Task details: Count how many lines hold the string "Default", and give only that number.

Material for the task:
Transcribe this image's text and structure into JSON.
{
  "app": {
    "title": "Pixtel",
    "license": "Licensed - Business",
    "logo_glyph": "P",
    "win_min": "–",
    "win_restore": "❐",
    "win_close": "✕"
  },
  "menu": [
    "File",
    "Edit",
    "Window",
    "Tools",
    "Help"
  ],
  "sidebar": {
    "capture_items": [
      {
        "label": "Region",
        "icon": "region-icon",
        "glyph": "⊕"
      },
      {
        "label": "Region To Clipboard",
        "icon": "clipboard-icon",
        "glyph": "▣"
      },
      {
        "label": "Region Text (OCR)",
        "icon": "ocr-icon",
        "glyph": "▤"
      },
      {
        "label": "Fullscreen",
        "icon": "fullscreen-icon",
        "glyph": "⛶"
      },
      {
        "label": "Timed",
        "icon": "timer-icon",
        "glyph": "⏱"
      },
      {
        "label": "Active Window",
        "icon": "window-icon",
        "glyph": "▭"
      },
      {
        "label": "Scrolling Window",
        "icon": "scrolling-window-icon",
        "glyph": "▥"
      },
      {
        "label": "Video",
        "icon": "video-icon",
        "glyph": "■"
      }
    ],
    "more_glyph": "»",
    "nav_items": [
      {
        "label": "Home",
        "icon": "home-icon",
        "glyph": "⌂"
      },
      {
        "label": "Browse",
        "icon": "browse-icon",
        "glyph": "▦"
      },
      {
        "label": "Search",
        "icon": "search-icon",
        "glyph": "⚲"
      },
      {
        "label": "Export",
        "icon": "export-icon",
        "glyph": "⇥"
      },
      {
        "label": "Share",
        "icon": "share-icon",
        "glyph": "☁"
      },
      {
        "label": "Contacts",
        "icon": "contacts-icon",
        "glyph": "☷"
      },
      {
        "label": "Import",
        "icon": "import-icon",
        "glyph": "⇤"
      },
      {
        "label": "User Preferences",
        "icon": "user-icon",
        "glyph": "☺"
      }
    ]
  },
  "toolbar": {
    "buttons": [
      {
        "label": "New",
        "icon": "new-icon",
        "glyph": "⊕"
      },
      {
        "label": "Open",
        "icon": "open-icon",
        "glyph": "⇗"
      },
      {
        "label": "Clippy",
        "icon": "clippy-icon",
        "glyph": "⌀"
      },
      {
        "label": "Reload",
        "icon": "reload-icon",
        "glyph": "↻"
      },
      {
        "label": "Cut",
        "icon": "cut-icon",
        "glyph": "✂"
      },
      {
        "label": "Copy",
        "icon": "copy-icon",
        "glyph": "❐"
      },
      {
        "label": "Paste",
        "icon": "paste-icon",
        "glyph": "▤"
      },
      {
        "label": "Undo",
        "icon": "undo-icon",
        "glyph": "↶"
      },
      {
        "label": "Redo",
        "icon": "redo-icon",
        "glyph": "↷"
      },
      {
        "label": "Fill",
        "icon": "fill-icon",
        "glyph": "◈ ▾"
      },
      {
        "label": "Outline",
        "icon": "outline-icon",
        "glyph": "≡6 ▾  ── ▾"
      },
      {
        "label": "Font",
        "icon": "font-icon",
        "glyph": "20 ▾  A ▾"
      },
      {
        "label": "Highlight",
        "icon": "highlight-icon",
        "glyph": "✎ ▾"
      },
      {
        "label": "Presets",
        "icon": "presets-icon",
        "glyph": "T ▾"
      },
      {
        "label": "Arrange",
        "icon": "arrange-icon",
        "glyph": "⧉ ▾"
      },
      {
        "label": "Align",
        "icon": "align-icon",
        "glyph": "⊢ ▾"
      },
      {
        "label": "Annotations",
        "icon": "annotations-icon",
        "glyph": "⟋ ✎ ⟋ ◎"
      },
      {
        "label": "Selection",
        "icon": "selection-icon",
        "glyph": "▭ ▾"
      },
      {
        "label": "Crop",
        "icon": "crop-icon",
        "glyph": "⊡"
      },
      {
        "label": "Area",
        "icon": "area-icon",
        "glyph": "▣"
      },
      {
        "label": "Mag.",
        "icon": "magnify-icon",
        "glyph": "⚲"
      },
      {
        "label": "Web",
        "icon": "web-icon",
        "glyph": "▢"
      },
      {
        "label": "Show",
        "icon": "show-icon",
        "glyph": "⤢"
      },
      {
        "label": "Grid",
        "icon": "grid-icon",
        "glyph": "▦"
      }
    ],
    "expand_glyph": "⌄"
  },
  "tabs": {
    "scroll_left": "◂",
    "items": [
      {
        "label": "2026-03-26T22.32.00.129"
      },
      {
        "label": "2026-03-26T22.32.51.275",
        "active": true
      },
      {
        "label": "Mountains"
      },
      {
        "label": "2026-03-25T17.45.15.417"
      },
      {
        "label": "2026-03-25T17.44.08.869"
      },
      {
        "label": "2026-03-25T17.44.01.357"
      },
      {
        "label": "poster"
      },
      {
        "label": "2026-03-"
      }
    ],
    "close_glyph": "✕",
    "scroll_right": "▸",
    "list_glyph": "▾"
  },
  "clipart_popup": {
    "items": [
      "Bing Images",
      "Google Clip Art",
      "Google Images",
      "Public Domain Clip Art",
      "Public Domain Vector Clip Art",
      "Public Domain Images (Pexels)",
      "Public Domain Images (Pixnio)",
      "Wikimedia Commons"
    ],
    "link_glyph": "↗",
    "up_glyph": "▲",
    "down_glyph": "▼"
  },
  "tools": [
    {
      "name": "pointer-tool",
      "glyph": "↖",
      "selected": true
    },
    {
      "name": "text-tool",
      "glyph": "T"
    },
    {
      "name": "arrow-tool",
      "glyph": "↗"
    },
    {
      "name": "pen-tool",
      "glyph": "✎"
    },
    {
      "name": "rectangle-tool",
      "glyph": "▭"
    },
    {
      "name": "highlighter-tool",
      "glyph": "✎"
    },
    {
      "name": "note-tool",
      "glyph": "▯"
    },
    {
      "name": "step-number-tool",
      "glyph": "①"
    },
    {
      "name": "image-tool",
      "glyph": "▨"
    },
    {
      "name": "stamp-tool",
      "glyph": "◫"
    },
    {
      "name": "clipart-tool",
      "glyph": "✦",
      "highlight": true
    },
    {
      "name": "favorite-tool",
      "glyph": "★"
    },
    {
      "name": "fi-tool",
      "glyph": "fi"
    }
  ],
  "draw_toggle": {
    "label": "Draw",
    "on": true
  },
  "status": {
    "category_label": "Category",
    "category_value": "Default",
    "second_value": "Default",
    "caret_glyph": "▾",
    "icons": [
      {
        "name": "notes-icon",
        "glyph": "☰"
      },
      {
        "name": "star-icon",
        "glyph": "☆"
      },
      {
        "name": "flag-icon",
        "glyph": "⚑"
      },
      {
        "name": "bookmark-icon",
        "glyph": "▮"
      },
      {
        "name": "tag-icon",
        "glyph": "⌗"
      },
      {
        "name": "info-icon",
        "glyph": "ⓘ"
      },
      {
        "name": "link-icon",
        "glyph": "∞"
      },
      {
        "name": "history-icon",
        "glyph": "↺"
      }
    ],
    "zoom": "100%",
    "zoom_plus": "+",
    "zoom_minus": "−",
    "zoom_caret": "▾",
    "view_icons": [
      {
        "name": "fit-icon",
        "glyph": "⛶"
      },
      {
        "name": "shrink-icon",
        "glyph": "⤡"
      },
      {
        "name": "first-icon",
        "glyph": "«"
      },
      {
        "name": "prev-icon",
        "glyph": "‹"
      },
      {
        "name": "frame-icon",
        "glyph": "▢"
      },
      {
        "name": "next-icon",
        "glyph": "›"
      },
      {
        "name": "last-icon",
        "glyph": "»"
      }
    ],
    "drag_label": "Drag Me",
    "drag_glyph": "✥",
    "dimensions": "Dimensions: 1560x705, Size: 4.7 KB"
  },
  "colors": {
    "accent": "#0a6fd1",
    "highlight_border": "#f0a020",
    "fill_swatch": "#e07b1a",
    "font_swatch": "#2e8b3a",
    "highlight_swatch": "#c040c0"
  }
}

Response below: 2